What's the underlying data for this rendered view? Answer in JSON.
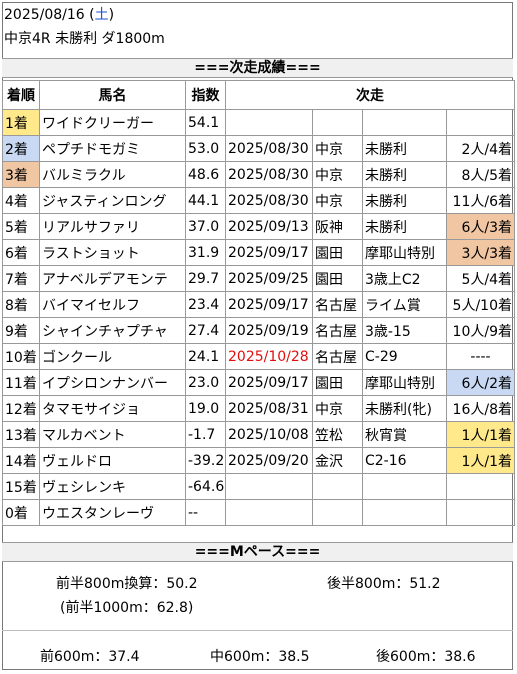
{
  "header": {
    "date": "2025/08/16",
    "weekday_open": "(",
    "weekday": "土",
    "weekday_close": ")",
    "race": "中京4R 未勝利 ダ1800m"
  },
  "next_section_title": "===次走成績===",
  "columns": {
    "rank": "着順",
    "horse": "馬名",
    "index": "指数",
    "next": "次走"
  },
  "rows": [
    {
      "rank": "1着",
      "rank_hl": "gold",
      "horse": "ワイドクリーガー",
      "index": "54.1",
      "date": "",
      "date_red": false,
      "course": "",
      "race": "",
      "result": "",
      "result_hl": ""
    },
    {
      "rank": "2着",
      "rank_hl": "silver",
      "horse": "ペプチドモガミ",
      "index": "53.0",
      "date": "2025/08/30",
      "date_red": false,
      "course": "中京",
      "race": "未勝利",
      "result": "2人/4着",
      "result_hl": ""
    },
    {
      "rank": "3着",
      "rank_hl": "bronze",
      "horse": "バルミラクル",
      "index": "48.6",
      "date": "2025/08/30",
      "date_red": false,
      "course": "中京",
      "race": "未勝利",
      "result": "8人/5着",
      "result_hl": ""
    },
    {
      "rank": "4着",
      "rank_hl": "",
      "horse": "ジャスティンロング",
      "index": "44.1",
      "date": "2025/08/30",
      "date_red": false,
      "course": "中京",
      "race": "未勝利",
      "result": "11人/6着",
      "result_hl": ""
    },
    {
      "rank": "5着",
      "rank_hl": "",
      "horse": "リアルサファリ",
      "index": "37.0",
      "date": "2025/09/13",
      "date_red": false,
      "course": "阪神",
      "race": "未勝利",
      "result": "6人/3着",
      "result_hl": "bronze"
    },
    {
      "rank": "6着",
      "rank_hl": "",
      "horse": "ラストショット",
      "index": "31.9",
      "date": "2025/09/17",
      "date_red": false,
      "course": "園田",
      "race": "摩耶山特別",
      "result": "3人/3着",
      "result_hl": "bronze"
    },
    {
      "rank": "7着",
      "rank_hl": "",
      "horse": "アナベルデアモンテ",
      "index": "29.7",
      "date": "2025/09/25",
      "date_red": false,
      "course": "園田",
      "race": "3歳上C2",
      "result": "5人/4着",
      "result_hl": ""
    },
    {
      "rank": "8着",
      "rank_hl": "",
      "horse": "バイマイセルフ",
      "index": "23.4",
      "date": "2025/09/17",
      "date_red": false,
      "course": "名古屋",
      "race": "ライム賞",
      "result": "5人/10着",
      "result_hl": ""
    },
    {
      "rank": "9着",
      "rank_hl": "",
      "horse": "シャインチャプチャ",
      "index": "27.4",
      "date": "2025/09/19",
      "date_red": false,
      "course": "名古屋",
      "race": "3歳-15",
      "result": "10人/9着",
      "result_hl": ""
    },
    {
      "rank": "10着",
      "rank_hl": "",
      "horse": "ゴンクール",
      "index": "24.1",
      "date": "2025/10/28",
      "date_red": true,
      "course": "名古屋",
      "race": "C-29",
      "result": "----",
      "result_hl": "center"
    },
    {
      "rank": "11着",
      "rank_hl": "",
      "horse": "イプシロンナンバー",
      "index": "23.0",
      "date": "2025/09/17",
      "date_red": false,
      "course": "園田",
      "race": "摩耶山特別",
      "result": "6人/2着",
      "result_hl": "silver"
    },
    {
      "rank": "12着",
      "rank_hl": "",
      "horse": "タマモサイジョ",
      "index": "19.0",
      "date": "2025/08/31",
      "date_red": false,
      "course": "中京",
      "race": "未勝利(牝)",
      "result": "16人/8着",
      "result_hl": ""
    },
    {
      "rank": "13着",
      "rank_hl": "",
      "horse": "マルカベント",
      "index": "-1.7",
      "date": "2025/10/08",
      "date_red": false,
      "course": "笠松",
      "race": "秋宵賞",
      "result": "1人/1着",
      "result_hl": "gold"
    },
    {
      "rank": "14着",
      "rank_hl": "",
      "horse": "ヴェルドロ",
      "index": "-39.2",
      "date": "2025/09/20",
      "date_red": false,
      "course": "金沢",
      "race": "C2-16",
      "result": "1人/1着",
      "result_hl": "gold"
    },
    {
      "rank": "15着",
      "rank_hl": "",
      "horse": "ヴェシレンキ",
      "index": "-64.6",
      "date": "",
      "date_red": false,
      "course": "",
      "race": "",
      "result": "",
      "result_hl": ""
    },
    {
      "rank": "0着",
      "rank_hl": "",
      "horse": "ウエスタンレーヴ",
      "index": "--",
      "date": "",
      "date_red": false,
      "course": "",
      "race": "",
      "result": "",
      "result_hl": ""
    }
  ],
  "pace_section_title": "===Mペース===",
  "pace": {
    "first800": "前半800m換算：50.2",
    "second800": "後半800m：51.2",
    "first1000": "(前半1000m：62.8)",
    "front600": "前600m：37.4",
    "mid600": "中600m：38.5",
    "rear600": "後600m：38.6"
  }
}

[Set exercise] Give back each entry exactly as it appears, with no pictures.

[Complete answer]
What's the underlying data for this rendered view? Answer in JSON.
{
  "header": {
    "date": "2025/08/16",
    "weekday_open": "(",
    "weekday": "土",
    "weekday_close": ")",
    "race": "中京4R 未勝利 ダ1800m"
  },
  "next_section_title": "===次走成績===",
  "columns": {
    "rank": "着順",
    "horse": "馬名",
    "index": "指数",
    "next": "次走"
  },
  "rows": [
    {
      "rank": "1着",
      "rank_hl": "gold",
      "horse": "ワイドクリーガー",
      "index": "54.1",
      "date": "",
      "date_red": false,
      "course": "",
      "race": "",
      "result": "",
      "result_hl": ""
    },
    {
      "rank": "2着",
      "rank_hl": "silver",
      "horse": "ペプチドモガミ",
      "index": "53.0",
      "date": "2025/08/30",
      "date_red": false,
      "course": "中京",
      "race": "未勝利",
      "result": "2人/4着",
      "result_hl": ""
    },
    {
      "rank": "3着",
      "rank_hl": "bronze",
      "horse": "バルミラクル",
      "index": "48.6",
      "date": "2025/08/30",
      "date_red": false,
      "course": "中京",
      "race": "未勝利",
      "result": "8人/5着",
      "result_hl": ""
    },
    {
      "rank": "4着",
      "rank_hl": "",
      "horse": "ジャスティンロング",
      "index": "44.1",
      "date": "2025/08/30",
      "date_red": false,
      "course": "中京",
      "race": "未勝利",
      "result": "11人/6着",
      "result_hl": ""
    },
    {
      "rank": "5着",
      "rank_hl": "",
      "horse": "リアルサファリ",
      "index": "37.0",
      "date": "2025/09/13",
      "date_red": false,
      "course": "阪神",
      "race": "未勝利",
      "result": "6人/3着",
      "result_hl": "bronze"
    },
    {
      "rank": "6着",
      "rank_hl": "",
      "horse": "ラストショット",
      "index": "31.9",
      "date": "2025/09/17",
      "date_red": false,
      "course": "園田",
      "race": "摩耶山特別",
      "result": "3人/3着",
      "result_hl": "bronze"
    },
    {
      "rank": "7着",
      "rank_hl": "",
      "horse": "アナベルデアモンテ",
      "index": "29.7",
      "date": "2025/09/25",
      "date_red": false,
      "course": "園田",
      "race": "3歳上C2",
      "result": "5人/4着",
      "result_hl": ""
    },
    {
      "rank": "8着",
      "rank_hl": "",
      "horse": "バイマイセルフ",
      "index": "23.4",
      "date": "2025/09/17",
      "date_red": false,
      "course": "名古屋",
      "race": "ライム賞",
      "result": "5人/10着",
      "result_hl": ""
    },
    {
      "rank": "9着",
      "rank_hl": "",
      "horse": "シャインチャプチャ",
      "index": "27.4",
      "date": "2025/09/19",
      "date_red": false,
      "course": "名古屋",
      "race": "3歳-15",
      "result": "10人/9着",
      "result_hl": ""
    },
    {
      "rank": "10着",
      "rank_hl": "",
      "horse": "ゴンクール",
      "index": "24.1",
      "date": "2025/10/28",
      "date_red": true,
      "course": "名古屋",
      "race": "C-29",
      "result": "----",
      "result_hl": "center"
    },
    {
      "rank": "11着",
      "rank_hl": "",
      "horse": "イプシロンナンバー",
      "index": "23.0",
      "date": "2025/09/17",
      "date_red": false,
      "course": "園田",
      "race": "摩耶山特別",
      "result": "6人/2着",
      "result_hl": "silver"
    },
    {
      "rank": "12着",
      "rank_hl": "",
      "horse": "タマモサイジョ",
      "index": "19.0",
      "date": "2025/08/31",
      "date_red": false,
      "course": "中京",
      "race": "未勝利(牝)",
      "result": "16人/8着",
      "result_hl": ""
    },
    {
      "rank": "13着",
      "rank_hl": "",
      "horse": "マルカベント",
      "index": "-1.7",
      "date": "2025/10/08",
      "date_red": false,
      "course": "笠松",
      "race": "秋宵賞",
      "result": "1人/1着",
      "result_hl": "gold"
    },
    {
      "rank": "14着",
      "rank_hl": "",
      "horse": "ヴェルドロ",
      "index": "-39.2",
      "date": "2025/09/20",
      "date_red": false,
      "course": "金沢",
      "race": "C2-16",
      "result": "1人/1着",
      "result_hl": "gold"
    },
    {
      "rank": "15着",
      "rank_hl": "",
      "horse": "ヴェシレンキ",
      "index": "-64.6",
      "date": "",
      "date_red": false,
      "course": "",
      "race": "",
      "result": "",
      "result_hl": ""
    },
    {
      "rank": "0着",
      "rank_hl": "",
      "horse": "ウエスタンレーヴ",
      "index": "--",
      "date": "",
      "date_red": false,
      "course": "",
      "race": "",
      "result": "",
      "result_hl": ""
    }
  ],
  "pace_section_title": "===Mペース===",
  "pace": {
    "first800": "前半800m換算：50.2",
    "second800": "後半800m：51.2",
    "first1000": "(前半1000m：62.8)",
    "front600": "前600m：37.4",
    "mid600": "中600m：38.5",
    "rear600": "後600m：38.6"
  }
}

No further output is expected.